-- start Provided records --

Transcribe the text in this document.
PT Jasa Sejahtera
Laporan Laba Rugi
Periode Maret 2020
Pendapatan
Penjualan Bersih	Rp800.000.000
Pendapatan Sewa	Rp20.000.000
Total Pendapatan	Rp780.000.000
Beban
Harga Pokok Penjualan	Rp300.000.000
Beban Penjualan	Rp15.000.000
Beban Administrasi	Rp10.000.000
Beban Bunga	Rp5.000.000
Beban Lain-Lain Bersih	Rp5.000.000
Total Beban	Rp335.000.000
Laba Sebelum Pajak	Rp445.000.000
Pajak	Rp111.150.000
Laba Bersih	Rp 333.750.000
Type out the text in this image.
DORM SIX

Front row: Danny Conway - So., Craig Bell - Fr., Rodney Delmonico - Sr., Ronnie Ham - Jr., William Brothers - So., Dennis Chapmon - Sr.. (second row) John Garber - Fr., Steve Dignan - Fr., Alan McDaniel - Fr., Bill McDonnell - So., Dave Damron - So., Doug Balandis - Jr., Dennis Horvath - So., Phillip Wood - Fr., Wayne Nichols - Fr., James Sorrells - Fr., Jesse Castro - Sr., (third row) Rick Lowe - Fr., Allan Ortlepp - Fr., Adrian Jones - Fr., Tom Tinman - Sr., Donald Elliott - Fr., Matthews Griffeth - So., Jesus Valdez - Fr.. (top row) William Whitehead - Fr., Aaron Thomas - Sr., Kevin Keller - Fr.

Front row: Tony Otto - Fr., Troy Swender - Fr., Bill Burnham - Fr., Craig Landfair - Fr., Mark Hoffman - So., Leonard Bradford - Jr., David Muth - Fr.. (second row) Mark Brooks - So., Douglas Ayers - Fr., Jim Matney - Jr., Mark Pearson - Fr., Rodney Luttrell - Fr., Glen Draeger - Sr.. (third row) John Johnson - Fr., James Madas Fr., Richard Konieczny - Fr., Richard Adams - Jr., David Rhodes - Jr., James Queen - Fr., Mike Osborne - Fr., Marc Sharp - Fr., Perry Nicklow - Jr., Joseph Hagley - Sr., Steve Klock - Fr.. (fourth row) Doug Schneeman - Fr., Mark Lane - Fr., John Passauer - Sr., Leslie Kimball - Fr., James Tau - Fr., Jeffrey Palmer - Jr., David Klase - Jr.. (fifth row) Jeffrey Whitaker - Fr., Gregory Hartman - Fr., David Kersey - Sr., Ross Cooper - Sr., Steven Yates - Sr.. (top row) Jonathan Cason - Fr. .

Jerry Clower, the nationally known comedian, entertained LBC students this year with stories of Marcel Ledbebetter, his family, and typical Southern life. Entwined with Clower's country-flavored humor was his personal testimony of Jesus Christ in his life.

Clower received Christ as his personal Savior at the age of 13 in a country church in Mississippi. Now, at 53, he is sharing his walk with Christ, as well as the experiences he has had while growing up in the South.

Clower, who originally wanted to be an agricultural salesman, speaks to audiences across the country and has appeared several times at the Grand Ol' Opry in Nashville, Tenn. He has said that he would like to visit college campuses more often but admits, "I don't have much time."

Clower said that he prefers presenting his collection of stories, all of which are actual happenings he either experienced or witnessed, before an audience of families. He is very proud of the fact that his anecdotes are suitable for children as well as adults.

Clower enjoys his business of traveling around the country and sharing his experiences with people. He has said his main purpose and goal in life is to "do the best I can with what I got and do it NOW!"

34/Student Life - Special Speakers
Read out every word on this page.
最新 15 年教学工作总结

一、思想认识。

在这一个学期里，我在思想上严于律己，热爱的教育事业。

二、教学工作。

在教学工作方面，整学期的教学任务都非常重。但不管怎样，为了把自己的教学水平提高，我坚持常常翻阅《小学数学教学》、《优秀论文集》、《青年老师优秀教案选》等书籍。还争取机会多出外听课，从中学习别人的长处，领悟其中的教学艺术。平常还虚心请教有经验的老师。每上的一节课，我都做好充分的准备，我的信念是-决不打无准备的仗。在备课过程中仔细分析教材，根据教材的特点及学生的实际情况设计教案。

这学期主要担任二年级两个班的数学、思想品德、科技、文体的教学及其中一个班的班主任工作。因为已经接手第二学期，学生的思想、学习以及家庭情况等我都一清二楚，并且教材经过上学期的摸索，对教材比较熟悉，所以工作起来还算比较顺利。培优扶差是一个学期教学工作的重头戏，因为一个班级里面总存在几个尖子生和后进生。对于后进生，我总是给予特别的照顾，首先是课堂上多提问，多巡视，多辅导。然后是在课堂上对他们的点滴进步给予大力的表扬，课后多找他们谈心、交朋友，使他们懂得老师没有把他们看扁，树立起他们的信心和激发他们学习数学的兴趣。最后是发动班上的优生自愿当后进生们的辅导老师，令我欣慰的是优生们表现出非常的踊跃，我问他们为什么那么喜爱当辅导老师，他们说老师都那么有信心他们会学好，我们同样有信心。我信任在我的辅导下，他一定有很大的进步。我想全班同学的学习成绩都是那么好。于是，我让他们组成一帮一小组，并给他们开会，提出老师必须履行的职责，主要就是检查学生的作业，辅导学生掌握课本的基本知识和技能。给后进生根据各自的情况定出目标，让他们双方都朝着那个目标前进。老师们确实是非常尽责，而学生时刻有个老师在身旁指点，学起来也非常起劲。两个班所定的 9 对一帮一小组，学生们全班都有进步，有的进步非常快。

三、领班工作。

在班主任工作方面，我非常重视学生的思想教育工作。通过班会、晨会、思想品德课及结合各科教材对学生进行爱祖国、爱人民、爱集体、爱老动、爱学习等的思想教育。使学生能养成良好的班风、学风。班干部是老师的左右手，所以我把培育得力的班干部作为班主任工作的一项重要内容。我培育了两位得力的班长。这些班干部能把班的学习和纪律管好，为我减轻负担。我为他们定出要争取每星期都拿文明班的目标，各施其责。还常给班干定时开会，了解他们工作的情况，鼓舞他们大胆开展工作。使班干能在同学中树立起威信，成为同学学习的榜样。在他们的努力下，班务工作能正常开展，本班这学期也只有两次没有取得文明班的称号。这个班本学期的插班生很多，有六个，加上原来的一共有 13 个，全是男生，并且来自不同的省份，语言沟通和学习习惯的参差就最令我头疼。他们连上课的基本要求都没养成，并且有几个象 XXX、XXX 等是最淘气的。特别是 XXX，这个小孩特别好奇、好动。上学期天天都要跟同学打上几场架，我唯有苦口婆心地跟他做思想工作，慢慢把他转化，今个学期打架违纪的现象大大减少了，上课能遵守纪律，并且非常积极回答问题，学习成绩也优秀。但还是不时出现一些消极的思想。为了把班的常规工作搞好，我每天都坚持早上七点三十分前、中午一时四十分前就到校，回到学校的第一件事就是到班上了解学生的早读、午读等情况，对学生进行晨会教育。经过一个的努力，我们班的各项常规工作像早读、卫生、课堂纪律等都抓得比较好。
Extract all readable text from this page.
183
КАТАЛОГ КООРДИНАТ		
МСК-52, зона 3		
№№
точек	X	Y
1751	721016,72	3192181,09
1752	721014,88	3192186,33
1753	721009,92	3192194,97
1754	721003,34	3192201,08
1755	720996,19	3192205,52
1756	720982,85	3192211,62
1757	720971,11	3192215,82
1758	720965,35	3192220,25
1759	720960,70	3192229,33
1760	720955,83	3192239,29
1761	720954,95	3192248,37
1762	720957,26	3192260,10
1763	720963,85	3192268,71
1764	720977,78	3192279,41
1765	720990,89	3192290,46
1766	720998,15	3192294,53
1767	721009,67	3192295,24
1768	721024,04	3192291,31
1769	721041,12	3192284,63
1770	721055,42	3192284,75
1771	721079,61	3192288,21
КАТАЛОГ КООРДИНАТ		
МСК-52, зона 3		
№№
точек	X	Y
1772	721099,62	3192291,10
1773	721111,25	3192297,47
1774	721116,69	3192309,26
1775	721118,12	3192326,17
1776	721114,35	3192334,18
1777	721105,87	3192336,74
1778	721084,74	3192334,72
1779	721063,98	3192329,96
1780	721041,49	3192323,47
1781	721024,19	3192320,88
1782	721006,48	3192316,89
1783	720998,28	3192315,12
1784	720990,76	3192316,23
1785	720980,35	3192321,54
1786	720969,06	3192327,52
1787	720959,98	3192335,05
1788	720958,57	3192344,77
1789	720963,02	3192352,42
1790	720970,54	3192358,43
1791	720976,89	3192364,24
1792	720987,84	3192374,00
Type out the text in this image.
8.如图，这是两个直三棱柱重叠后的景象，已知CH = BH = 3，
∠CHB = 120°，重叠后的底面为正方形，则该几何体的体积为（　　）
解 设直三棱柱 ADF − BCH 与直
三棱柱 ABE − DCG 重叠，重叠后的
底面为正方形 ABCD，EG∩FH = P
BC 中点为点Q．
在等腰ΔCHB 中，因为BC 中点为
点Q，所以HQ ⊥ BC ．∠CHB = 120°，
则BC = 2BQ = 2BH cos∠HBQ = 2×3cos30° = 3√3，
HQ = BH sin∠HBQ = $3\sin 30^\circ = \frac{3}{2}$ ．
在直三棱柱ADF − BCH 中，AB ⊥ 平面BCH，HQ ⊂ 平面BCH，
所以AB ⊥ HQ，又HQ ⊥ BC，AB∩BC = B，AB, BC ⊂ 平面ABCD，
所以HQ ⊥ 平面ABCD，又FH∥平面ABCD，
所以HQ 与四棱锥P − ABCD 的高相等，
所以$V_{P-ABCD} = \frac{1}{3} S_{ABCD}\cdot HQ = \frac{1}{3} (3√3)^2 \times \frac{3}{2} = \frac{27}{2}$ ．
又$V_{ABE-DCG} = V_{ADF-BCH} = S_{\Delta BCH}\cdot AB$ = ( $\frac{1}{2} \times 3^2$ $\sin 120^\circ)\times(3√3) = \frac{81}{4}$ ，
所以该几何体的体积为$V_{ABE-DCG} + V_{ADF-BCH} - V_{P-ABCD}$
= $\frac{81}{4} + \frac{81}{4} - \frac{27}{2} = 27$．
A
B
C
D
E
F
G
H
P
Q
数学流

-- end Provided records --

» Exercise prompt
Tally the lines that hold the string "所以HQ" and state the total, nothing more.

» Task solution
3